> What is asked: Copy each line below in which the string "Функциональность" occurs.

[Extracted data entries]
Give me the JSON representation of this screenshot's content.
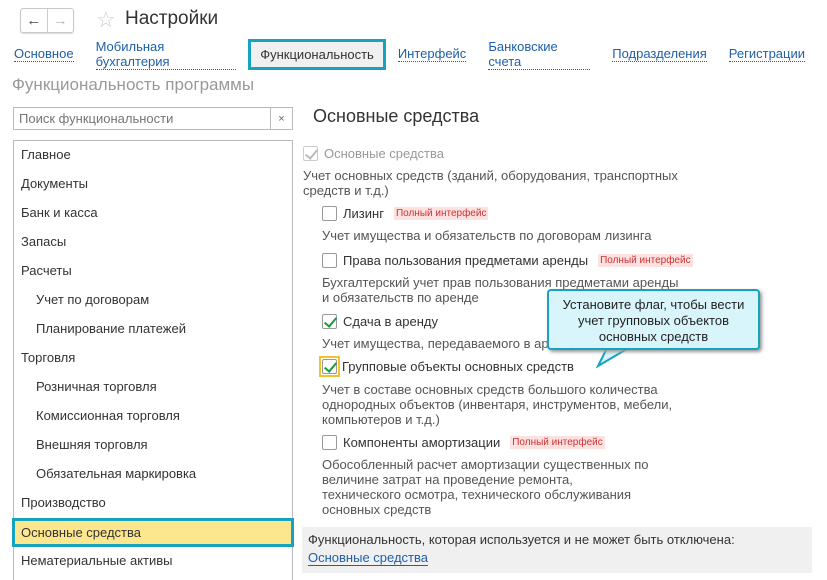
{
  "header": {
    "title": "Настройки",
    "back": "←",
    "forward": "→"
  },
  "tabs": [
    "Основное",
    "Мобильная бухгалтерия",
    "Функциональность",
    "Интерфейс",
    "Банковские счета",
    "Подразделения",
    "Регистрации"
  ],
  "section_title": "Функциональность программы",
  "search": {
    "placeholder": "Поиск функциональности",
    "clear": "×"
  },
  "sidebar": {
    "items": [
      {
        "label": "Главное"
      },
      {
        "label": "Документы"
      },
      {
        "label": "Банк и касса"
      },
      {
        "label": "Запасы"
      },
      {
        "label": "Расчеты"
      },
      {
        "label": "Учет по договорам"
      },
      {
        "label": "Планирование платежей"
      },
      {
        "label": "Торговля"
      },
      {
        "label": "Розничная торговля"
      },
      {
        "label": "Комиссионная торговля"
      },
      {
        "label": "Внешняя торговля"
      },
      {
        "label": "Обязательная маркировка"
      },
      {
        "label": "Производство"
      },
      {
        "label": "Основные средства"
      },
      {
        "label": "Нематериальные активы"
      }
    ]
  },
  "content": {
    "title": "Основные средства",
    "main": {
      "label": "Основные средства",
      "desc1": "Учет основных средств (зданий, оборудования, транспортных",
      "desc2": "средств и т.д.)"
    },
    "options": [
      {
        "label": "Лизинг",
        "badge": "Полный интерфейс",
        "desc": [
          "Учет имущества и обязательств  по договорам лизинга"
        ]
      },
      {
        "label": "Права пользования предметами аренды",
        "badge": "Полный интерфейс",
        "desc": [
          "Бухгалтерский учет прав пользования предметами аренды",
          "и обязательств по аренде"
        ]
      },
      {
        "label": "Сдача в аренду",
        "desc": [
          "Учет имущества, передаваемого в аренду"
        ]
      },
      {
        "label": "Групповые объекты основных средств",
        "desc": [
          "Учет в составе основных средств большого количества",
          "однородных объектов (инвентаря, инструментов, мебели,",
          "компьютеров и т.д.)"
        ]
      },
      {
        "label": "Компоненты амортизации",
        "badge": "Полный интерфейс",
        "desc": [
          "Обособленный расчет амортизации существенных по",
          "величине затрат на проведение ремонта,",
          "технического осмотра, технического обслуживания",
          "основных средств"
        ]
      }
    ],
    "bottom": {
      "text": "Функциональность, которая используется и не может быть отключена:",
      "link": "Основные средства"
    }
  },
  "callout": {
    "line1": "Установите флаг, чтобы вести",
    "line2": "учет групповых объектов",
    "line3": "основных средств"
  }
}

> Correct response:
    "Функциональность",
  "section_title": "Функциональность программы",
      "text": "Функциональность, которая используется и не может быть отключена:",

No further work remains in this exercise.